**Task goal**: Keep every line where the word "根据董事会的决策" appears; drop the rest.

**Records to process**:
------------------------

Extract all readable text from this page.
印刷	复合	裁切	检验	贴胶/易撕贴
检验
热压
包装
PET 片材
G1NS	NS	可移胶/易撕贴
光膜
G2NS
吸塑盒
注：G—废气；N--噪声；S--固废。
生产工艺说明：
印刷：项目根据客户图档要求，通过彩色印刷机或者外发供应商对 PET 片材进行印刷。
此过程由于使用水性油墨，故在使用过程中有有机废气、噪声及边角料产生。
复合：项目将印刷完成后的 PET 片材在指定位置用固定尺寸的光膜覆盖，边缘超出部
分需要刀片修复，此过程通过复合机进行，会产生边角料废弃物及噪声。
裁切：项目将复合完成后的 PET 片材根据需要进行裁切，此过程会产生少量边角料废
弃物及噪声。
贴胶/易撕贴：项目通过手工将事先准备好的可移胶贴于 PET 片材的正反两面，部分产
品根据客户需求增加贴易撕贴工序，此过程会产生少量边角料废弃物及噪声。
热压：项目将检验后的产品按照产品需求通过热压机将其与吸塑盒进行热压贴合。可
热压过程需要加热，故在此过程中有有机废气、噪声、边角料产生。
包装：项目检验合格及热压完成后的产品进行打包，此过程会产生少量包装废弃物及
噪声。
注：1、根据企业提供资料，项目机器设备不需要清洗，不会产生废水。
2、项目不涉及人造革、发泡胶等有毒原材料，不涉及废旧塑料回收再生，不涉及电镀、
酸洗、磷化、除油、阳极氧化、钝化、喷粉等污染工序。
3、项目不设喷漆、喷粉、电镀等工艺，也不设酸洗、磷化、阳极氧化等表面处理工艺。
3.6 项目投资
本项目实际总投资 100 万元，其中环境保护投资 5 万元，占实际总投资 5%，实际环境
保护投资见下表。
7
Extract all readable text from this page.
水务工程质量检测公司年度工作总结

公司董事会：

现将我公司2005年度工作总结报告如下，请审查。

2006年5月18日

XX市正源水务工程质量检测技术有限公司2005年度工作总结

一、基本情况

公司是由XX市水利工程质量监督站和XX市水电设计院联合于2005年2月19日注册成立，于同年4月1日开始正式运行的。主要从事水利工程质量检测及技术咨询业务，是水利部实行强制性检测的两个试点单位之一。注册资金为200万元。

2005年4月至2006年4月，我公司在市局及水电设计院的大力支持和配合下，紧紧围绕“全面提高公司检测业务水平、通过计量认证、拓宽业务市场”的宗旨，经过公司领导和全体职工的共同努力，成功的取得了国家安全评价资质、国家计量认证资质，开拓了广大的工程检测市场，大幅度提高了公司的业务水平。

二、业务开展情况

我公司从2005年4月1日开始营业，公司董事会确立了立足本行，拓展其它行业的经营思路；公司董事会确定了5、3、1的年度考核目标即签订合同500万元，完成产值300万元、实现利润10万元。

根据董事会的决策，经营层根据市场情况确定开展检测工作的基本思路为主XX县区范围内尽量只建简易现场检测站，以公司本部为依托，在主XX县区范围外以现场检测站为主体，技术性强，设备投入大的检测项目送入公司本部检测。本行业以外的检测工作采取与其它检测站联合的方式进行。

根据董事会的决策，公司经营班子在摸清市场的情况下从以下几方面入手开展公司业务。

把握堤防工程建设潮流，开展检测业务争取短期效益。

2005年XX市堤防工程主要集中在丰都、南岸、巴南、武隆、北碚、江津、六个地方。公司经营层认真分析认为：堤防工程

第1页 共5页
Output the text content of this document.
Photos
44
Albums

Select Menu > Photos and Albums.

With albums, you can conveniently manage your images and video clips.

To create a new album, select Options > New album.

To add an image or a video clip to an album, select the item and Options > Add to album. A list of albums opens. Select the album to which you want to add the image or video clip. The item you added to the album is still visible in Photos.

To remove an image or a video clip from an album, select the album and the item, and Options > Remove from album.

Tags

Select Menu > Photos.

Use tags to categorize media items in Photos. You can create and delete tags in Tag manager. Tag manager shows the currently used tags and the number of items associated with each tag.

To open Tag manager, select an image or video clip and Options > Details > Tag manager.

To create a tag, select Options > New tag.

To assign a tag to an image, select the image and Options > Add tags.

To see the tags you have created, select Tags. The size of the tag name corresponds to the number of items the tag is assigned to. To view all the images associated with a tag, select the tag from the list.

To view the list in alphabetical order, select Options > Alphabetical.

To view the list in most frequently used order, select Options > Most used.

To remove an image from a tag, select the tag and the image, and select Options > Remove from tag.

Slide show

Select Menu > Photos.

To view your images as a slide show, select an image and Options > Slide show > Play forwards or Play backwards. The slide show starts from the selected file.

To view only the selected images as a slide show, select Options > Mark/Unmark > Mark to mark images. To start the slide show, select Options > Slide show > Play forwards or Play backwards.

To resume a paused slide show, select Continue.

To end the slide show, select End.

------------------------

**Solution**:
根据董事会的决策，经营层根据市场情况确定开展检测工作的基本思路为主XX县区范围内尽量只建简易现场检测站，以公司本部为依托，在主XX县区范围外以现场检测站为主体，技术性强，设备投入大的检测项目送入公司本部检测。本行业以外的检测工作采取与其它检测站联合的方式进行。
根据董事会的决策，公司经营班子在摸清市场的情况下从以下几方面入手开展公司业务。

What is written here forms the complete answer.